* [WORK TO COMPLETE]
Render the following material again verbatim, leaving nothing out.

* [RECORDS TO PROCESS]
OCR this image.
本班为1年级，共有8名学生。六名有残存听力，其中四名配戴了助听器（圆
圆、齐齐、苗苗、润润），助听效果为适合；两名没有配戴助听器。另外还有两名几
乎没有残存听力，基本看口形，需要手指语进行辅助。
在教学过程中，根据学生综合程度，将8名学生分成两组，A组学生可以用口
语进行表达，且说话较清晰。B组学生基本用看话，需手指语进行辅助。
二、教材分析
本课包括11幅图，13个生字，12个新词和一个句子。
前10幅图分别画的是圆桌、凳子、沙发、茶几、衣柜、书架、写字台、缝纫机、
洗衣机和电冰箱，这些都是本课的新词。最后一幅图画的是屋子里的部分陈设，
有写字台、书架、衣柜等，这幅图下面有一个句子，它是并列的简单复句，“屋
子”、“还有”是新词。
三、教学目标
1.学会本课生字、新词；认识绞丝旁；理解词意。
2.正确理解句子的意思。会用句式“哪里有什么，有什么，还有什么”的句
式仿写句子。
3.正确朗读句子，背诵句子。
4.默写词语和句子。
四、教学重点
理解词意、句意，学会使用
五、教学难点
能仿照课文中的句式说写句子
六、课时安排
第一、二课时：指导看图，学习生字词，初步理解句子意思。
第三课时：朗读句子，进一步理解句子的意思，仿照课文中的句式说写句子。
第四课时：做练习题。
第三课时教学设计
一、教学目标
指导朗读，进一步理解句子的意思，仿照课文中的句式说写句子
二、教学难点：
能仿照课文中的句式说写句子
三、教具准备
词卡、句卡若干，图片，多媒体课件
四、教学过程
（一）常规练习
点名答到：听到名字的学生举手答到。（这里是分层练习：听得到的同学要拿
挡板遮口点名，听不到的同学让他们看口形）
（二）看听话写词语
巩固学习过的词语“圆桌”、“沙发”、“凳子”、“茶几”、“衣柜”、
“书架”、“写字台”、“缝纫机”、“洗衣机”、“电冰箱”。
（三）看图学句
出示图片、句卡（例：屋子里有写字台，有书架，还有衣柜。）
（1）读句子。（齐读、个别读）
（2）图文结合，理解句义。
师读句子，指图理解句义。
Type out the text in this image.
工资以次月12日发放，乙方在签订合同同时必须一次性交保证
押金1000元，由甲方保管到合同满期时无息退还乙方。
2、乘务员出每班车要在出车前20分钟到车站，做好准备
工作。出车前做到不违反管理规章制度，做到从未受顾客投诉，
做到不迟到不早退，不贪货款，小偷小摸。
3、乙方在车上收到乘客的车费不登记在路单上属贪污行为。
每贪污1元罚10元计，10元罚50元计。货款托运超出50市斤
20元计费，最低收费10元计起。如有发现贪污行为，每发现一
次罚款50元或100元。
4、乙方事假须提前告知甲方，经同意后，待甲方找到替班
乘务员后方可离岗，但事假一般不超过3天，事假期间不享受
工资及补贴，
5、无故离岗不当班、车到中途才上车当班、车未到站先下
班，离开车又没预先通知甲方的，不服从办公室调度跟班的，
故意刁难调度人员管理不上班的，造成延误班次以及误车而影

* [ANSWER TO THIS PROBLEM]
OCR this image.
本班为1年级，共有8名学生。六名有残存听力，其中四名配戴了助听器（圆
圆、齐齐、苗苗、润润），助听效果为适合；两名没有配戴助听器。另外还有两名几
乎没有残存听力，基本看口形，需要手指语进行辅助。
在教学过程中，根据学生综合程度，将8名学生分成两组，A组学生可以用口
语进行表达，且说话较清晰。B组学生基本用看话，需手指语进行辅助。
二、教材分析
本课包括11幅图，13个生字，12个新词和一个句子。
前10幅图分别画的是圆桌、凳子、沙发、茶几、衣柜、书架、写字台、缝纫机、
洗衣机和电冰箱，这些都是本课的新词。最后一幅图画的是屋子里的部分陈设，
有写字台、书架、衣柜等，这幅图下面有一个句子，它是并列的简单复句，“屋
子”、“还有”是新词。
三、教学目标
1.学会本课生字、新词；认识绞丝旁；理解词意。
2.正确理解句子的意思。会用句式“哪里有什么，有什么，还有什么”的句
式仿写句子。
3.正确朗读句子，背诵句子。
4.默写词语和句子。
四、教学重点
理解词意、句意，学会使用
五、教学难点
能仿照课文中的句式说写句子
六、课时安排
第一、二课时：指导看图，学习生字词，初步理解句子意思。
第三课时：朗读句子，进一步理解句子的意思，仿照课文中的句式说写句子。
第四课时：做练习题。
第三课时教学设计
一、教学目标
指导朗读，进一步理解句子的意思，仿照课文中的句式说写句子
二、教学难点：
能仿照课文中的句式说写句子
三、教具准备
词卡、句卡若干，图片，多媒体课件
四、教学过程
（一）常规练习
点名答到：听到名字的学生举手答到。（这里是分层练习：听得到的同学要拿
挡板遮口点名，听不到的同学让他们看口形）
（二）看听话写词语
巩固学习过的词语“圆桌”、“沙发”、“凳子”、“茶几”、“衣柜”、
“书架”、“写字台”、“缝纫机”、“洗衣机”、“电冰箱”。
（三）看图学句
出示图片、句卡（例：屋子里有写字台，有书架，还有衣柜。）
（1）读句子。（齐读、个别读）
（2）图文结合，理解句义。
师读句子，指图理解句义。
Type out the text in this image.
工资以次月12日发放，乙方在签订合同同时必须一次性交保证
押金1000元，由甲方保管到合同满期时无息退还乙方。
2、乘务员出每班车要在出车前20分钟到车站，做好准备
工作。出车前做到不违反管理规章制度，做到从未受顾客投诉，
做到不迟到不早退，不贪货款，小偷小摸。
3、乙方在车上收到乘客的车费不登记在路单上属贪污行为。
每贪污1元罚10元计，10元罚50元计。货款托运超出50市斤
20元计费，最低收费10元计起。如有发现贪污行为，每发现一
次罚款50元或100元。
4、乙方事假须提前告知甲方，经同意后，待甲方找到替班
乘务员后方可离岗，但事假一般不超过3天，事假期间不享受
工资及补贴，
5、无故离岗不当班、车到中途才上车当班、车未到站先下
班，离开车又没预先通知甲方的，不服从办公室调度跟班的，
故意刁难调度人员管理不上班的，造成延误班次以及误车而影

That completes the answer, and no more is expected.